Emit the data below verbatim, stripping out any pictures.

* Begin EXERCISE INPUT *

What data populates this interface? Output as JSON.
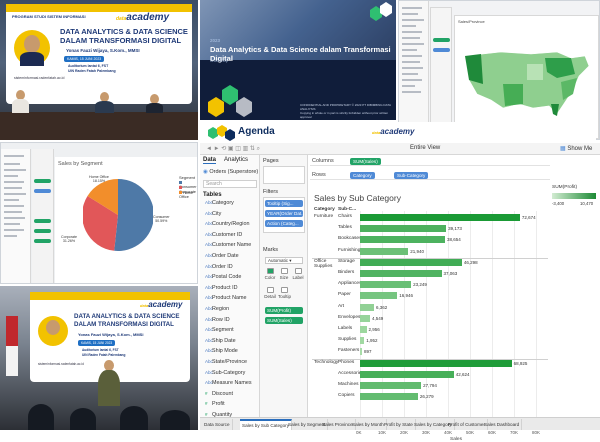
{
  "banner": {
    "program": "PROGRAM STUDI SISTEM INFORMASI",
    "logo_word": "academy",
    "logo_prefix": "data",
    "title_line1": "DATA ANALYTICS & DATA SCIENCE",
    "title_line2": "DALAM TRANSFORMASI DIGITAL",
    "speaker": "Yonas Fauzi Wijaya, S.Kom., MMSI",
    "date": "KAMIS, 15 JUNI 2023",
    "place_line1": "Auditorium lantai 6, FST",
    "place_line2": "UIN Raden Fatah Palembang",
    "web": "sisteminformasi.radenfatah.ac.id"
  },
  "slide": {
    "year": "2023",
    "title": "Data Analytics & Data Science dalam Transformasi Digital",
    "subtitle": "Workshop",
    "footer": "CONFIDENTIAL AND PROPRIETARY © 2023 PT DIBIMBING DATA ANALIYSIS\nCopying in whole or in part is strictly forbidden without prior written approval"
  },
  "map_mini": {
    "title": "Sales/Province"
  },
  "agenda": {
    "title": "Agenda",
    "logo_prefix": "data",
    "logo_word": "academy"
  },
  "pie_mini": {
    "title": "Sales by Segment",
    "legend_title": "Segment",
    "legend": [
      {
        "label": "Consumer",
        "color": "#4e79a7"
      },
      {
        "label": "Corporate",
        "color": "#e15759"
      },
      {
        "label": "Home Office",
        "color": "#f28e2b"
      }
    ],
    "slice_labels": [
      "Home Office\n18.15%",
      "Corporate\n31.26%",
      "Consumer\n50.59%"
    ]
  },
  "tableau": {
    "toolbar": {
      "entire_view": "Entire View",
      "show_me": "Show Me"
    },
    "data_pane": {
      "tab_data": "Data",
      "tab_analytics": "Analytics",
      "source": "Orders (Superstore)",
      "search_placeholder": "Search",
      "tables_header": "Tables",
      "dimensions": [
        "Category",
        "City",
        "Country/Region",
        "Customer ID",
        "Customer Name",
        "Order Date",
        "Order ID",
        "Postal Code",
        "Product ID",
        "Product Name",
        "Region",
        "Row ID",
        "Segment",
        "Ship Date",
        "Ship Mode",
        "State/Province",
        "Sub-Category",
        "Measure Names"
      ],
      "measures": [
        "Discount",
        "Profit",
        "Quantity",
        "Sales"
      ]
    },
    "shelves": {
      "pages": "Pages",
      "filters": "Filters",
      "filter_pills": [
        "Tooltip (Sig...",
        "YEAR(Order Dat...",
        "Action (Categ..."
      ],
      "marks": "Marks",
      "marks_type": "Automatic",
      "marks_cells": [
        "Color",
        "Size",
        "Label",
        "Detail",
        "Tooltip"
      ],
      "marks_pills": [
        "SUM(Profit)",
        "SUM(Sales)"
      ],
      "columns_label": "Columns",
      "rows_label": "Rows",
      "columns_pill": "SUM(Sales)",
      "rows_pills": [
        "Category",
        "Sub-Category"
      ]
    },
    "view": {
      "title": "Sales by Sub Category",
      "col_category": "Category",
      "col_subcategory": "Sub-C..."
    },
    "legend": {
      "title": "SUM(Profit)",
      "min": "-3,400",
      "max": "10,470"
    },
    "sheet_tabs": [
      "Data Source",
      "Sales by Sub Category",
      "Sales by Segment",
      "Sales Province",
      "Sales by Month",
      "Profit by State",
      "Sales by Category",
      "Profit of Customer",
      "Sales Dashboard"
    ]
  },
  "chart_data": {
    "type": "bar",
    "title": "Sales by Sub Category",
    "xlabel": "Sales",
    "ylabel": "",
    "xlim": [
      0,
      80000
    ],
    "x_ticks": [
      "0K",
      "10K",
      "20K",
      "30K",
      "40K",
      "50K",
      "60K",
      "70K",
      "80K"
    ],
    "groups": [
      {
        "category": "Furniture",
        "items": [
          {
            "sub": "Chairs",
            "value": 72674
          },
          {
            "sub": "Tables",
            "value": 39173
          },
          {
            "sub": "Bookcases",
            "value": 38654
          },
          {
            "sub": "Furnishings",
            "value": 21940
          }
        ]
      },
      {
        "category": "Office Supplies",
        "items": [
          {
            "sub": "Storage",
            "value": 46298
          },
          {
            "sub": "Binders",
            "value": 37063
          },
          {
            "sub": "Appliances",
            "value": 23249
          },
          {
            "sub": "Paper",
            "value": 16946
          },
          {
            "sub": "Art",
            "value": 6362
          },
          {
            "sub": "Envelopes",
            "value": 4549
          },
          {
            "sub": "Labels",
            "value": 2956
          },
          {
            "sub": "Supplies",
            "value": 1952
          },
          {
            "sub": "Fasteners",
            "value": 897
          }
        ]
      },
      {
        "category": "Technology",
        "items": [
          {
            "sub": "Phones",
            "value": 68925
          },
          {
            "sub": "Accessories",
            "value": 42624
          },
          {
            "sub": "Machines",
            "value": 27794
          },
          {
            "sub": "Copiers",
            "value": 26279
          }
        ]
      }
    ],
    "colors": {
      "low": "#a8dca8",
      "high": "#1a9a35"
    }
  }
}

* End EXERCISE INPUT *

# [WRITTEN ANSWER]
What data populates this interface? Output as JSON.
{
  "banner": {
    "program": "PROGRAM STUDI SISTEM INFORMASI",
    "logo_word": "academy",
    "logo_prefix": "data",
    "title_line1": "DATA ANALYTICS & DATA SCIENCE",
    "title_line2": "DALAM TRANSFORMASI DIGITAL",
    "speaker": "Yonas Fauzi Wijaya, S.Kom., MMSI",
    "date": "KAMIS, 15 JUNI 2023",
    "place_line1": "Auditorium lantai 6, FST",
    "place_line2": "UIN Raden Fatah Palembang",
    "web": "sisteminformasi.radenfatah.ac.id"
  },
  "slide": {
    "year": "2023",
    "title": "Data Analytics & Data Science dalam Transformasi Digital",
    "subtitle": "Workshop",
    "footer": "CONFIDENTIAL AND PROPRIETARY © 2023 PT DIBIMBING DATA ANALIYSIS\nCopying in whole or in part is strictly forbidden without prior written approval"
  },
  "map_mini": {
    "title": "Sales/Province"
  },
  "agenda": {
    "title": "Agenda",
    "logo_prefix": "data",
    "logo_word": "academy"
  },
  "pie_mini": {
    "title": "Sales by Segment",
    "legend_title": "Segment",
    "legend": [
      {
        "label": "Consumer",
        "color": "#4e79a7"
      },
      {
        "label": "Corporate",
        "color": "#e15759"
      },
      {
        "label": "Home Office",
        "color": "#f28e2b"
      }
    ],
    "slice_labels": [
      "Home Office\n18.15%",
      "Corporate\n31.26%",
      "Consumer\n50.59%"
    ]
  },
  "tableau": {
    "toolbar": {
      "entire_view": "Entire View",
      "show_me": "Show Me"
    },
    "data_pane": {
      "tab_data": "Data",
      "tab_analytics": "Analytics",
      "source": "Orders (Superstore)",
      "search_placeholder": "Search",
      "tables_header": "Tables",
      "dimensions": [
        "Category",
        "City",
        "Country/Region",
        "Customer ID",
        "Customer Name",
        "Order Date",
        "Order ID",
        "Postal Code",
        "Product ID",
        "Product Name",
        "Region",
        "Row ID",
        "Segment",
        "Ship Date",
        "Ship Mode",
        "State/Province",
        "Sub-Category",
        "Measure Names"
      ],
      "measures": [
        "Discount",
        "Profit",
        "Quantity",
        "Sales"
      ]
    },
    "shelves": {
      "pages": "Pages",
      "filters": "Filters",
      "filter_pills": [
        "Tooltip (Sig...",
        "YEAR(Order Dat...",
        "Action (Categ..."
      ],
      "marks": "Marks",
      "marks_type": "Automatic",
      "marks_cells": [
        "Color",
        "Size",
        "Label",
        "Detail",
        "Tooltip"
      ],
      "marks_pills": [
        "SUM(Profit)",
        "SUM(Sales)"
      ],
      "columns_label": "Columns",
      "rows_label": "Rows",
      "columns_pill": "SUM(Sales)",
      "rows_pills": [
        "Category",
        "Sub-Category"
      ]
    },
    "view": {
      "title": "Sales by Sub Category",
      "col_category": "Category",
      "col_subcategory": "Sub-C..."
    },
    "legend": {
      "title": "SUM(Profit)",
      "min": "-3,400",
      "max": "10,470"
    },
    "sheet_tabs": [
      "Data Source",
      "Sales by Sub Category",
      "Sales by Segment",
      "Sales Province",
      "Sales by Month",
      "Profit by State",
      "Sales by Category",
      "Profit of Customer",
      "Sales Dashboard"
    ]
  },
  "chart_data": {
    "type": "bar",
    "title": "Sales by Sub Category",
    "xlabel": "Sales",
    "ylabel": "",
    "xlim": [
      0,
      80000
    ],
    "x_ticks": [
      "0K",
      "10K",
      "20K",
      "30K",
      "40K",
      "50K",
      "60K",
      "70K",
      "80K"
    ],
    "groups": [
      {
        "category": "Furniture",
        "items": [
          {
            "sub": "Chairs",
            "value": 72674
          },
          {
            "sub": "Tables",
            "value": 39173
          },
          {
            "sub": "Bookcases",
            "value": 38654
          },
          {
            "sub": "Furnishings",
            "value": 21940
          }
        ]
      },
      {
        "category": "Office Supplies",
        "items": [
          {
            "sub": "Storage",
            "value": 46298
          },
          {
            "sub": "Binders",
            "value": 37063
          },
          {
            "sub": "Appliances",
            "value": 23249
          },
          {
            "sub": "Paper",
            "value": 16946
          },
          {
            "sub": "Art",
            "value": 6362
          },
          {
            "sub": "Envelopes",
            "value": 4549
          },
          {
            "sub": "Labels",
            "value": 2956
          },
          {
            "sub": "Supplies",
            "value": 1952
          },
          {
            "sub": "Fasteners",
            "value": 897
          }
        ]
      },
      {
        "category": "Technology",
        "items": [
          {
            "sub": "Phones",
            "value": 68925
          },
          {
            "sub": "Accessories",
            "value": 42624
          },
          {
            "sub": "Machines",
            "value": 27794
          },
          {
            "sub": "Copiers",
            "value": 26279
          }
        ]
      }
    ],
    "colors": {
      "low": "#a8dca8",
      "high": "#1a9a35"
    }
  }
}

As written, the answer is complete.